> _DATA FOR THIS TASK_:
=-=-=
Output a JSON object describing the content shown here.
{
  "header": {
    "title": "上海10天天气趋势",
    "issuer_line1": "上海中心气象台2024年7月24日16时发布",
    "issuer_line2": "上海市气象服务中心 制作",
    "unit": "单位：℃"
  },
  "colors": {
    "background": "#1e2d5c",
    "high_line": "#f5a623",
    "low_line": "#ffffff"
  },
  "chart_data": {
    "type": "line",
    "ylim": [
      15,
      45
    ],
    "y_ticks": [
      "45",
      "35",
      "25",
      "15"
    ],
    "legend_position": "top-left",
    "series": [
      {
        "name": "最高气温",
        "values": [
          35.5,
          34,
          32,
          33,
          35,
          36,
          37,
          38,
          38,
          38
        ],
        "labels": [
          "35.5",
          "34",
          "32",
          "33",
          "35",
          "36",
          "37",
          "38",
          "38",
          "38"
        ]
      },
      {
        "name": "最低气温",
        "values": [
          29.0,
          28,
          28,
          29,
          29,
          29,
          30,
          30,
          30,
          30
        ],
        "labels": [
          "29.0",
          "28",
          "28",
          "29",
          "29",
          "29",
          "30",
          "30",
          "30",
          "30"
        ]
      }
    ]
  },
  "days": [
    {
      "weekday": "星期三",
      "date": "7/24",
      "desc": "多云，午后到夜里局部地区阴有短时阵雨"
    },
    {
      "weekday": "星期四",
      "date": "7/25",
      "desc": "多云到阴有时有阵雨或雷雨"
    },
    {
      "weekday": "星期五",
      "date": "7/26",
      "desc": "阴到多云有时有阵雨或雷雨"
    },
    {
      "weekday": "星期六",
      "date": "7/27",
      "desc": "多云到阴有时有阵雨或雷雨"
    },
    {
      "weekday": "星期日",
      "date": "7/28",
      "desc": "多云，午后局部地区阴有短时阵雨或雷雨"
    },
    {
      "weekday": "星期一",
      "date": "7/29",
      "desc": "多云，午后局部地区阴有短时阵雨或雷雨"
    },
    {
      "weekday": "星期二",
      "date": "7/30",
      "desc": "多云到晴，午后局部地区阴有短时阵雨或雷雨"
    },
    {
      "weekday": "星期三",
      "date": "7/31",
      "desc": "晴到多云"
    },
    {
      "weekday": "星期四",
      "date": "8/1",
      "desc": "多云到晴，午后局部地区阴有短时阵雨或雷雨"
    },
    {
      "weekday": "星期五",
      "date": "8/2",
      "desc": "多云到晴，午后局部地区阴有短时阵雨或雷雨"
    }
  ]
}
=-=-=
Reproduce every record above exactly as it appears.

> _WRITTEN SOLUTION_:
Output a JSON object describing the content shown here.
{
  "header": {
    "title": "上海10天天气趋势",
    "issuer_line1": "上海中心气象台2024年7月24日16时发布",
    "issuer_line2": "上海市气象服务中心 制作",
    "unit": "单位：℃"
  },
  "colors": {
    "background": "#1e2d5c",
    "high_line": "#f5a623",
    "low_line": "#ffffff"
  },
  "chart_data": {
    "type": "line",
    "ylim": [
      15,
      45
    ],
    "y_ticks": [
      "45",
      "35",
      "25",
      "15"
    ],
    "legend_position": "top-left",
    "series": [
      {
        "name": "最高气温",
        "values": [
          35.5,
          34,
          32,
          33,
          35,
          36,
          37,
          38,
          38,
          38
        ],
        "labels": [
          "35.5",
          "34",
          "32",
          "33",
          "35",
          "36",
          "37",
          "38",
          "38",
          "38"
        ]
      },
      {
        "name": "最低气温",
        "values": [
          29.0,
          28,
          28,
          29,
          29,
          29,
          30,
          30,
          30,
          30
        ],
        "labels": [
          "29.0",
          "28",
          "28",
          "29",
          "29",
          "29",
          "30",
          "30",
          "30",
          "30"
        ]
      }
    ]
  },
  "days": [
    {
      "weekday": "星期三",
      "date": "7/24",
      "desc": "多云，午后到夜里局部地区阴有短时阵雨"
    },
    {
      "weekday": "星期四",
      "date": "7/25",
      "desc": "多云到阴有时有阵雨或雷雨"
    },
    {
      "weekday": "星期五",
      "date": "7/26",
      "desc": "阴到多云有时有阵雨或雷雨"
    },
    {
      "weekday": "星期六",
      "date": "7/27",
      "desc": "多云到阴有时有阵雨或雷雨"
    },
    {
      "weekday": "星期日",
      "date": "7/28",
      "desc": "多云，午后局部地区阴有短时阵雨或雷雨"
    },
    {
      "weekday": "星期一",
      "date": "7/29",
      "desc": "多云，午后局部地区阴有短时阵雨或雷雨"
    },
    {
      "weekday": "星期二",
      "date": "7/30",
      "desc": "多云到晴，午后局部地区阴有短时阵雨或雷雨"
    },
    {
      "weekday": "星期三",
      "date": "7/31",
      "desc": "晴到多云"
    },
    {
      "weekday": "星期四",
      "date": "8/1",
      "desc": "多云到晴，午后局部地区阴有短时阵雨或雷雨"
    },
    {
      "weekday": "星期五",
      "date": "8/2",
      "desc": "多云到晴，午后局部地区阴有短时阵雨或雷雨"
    }
  ]
}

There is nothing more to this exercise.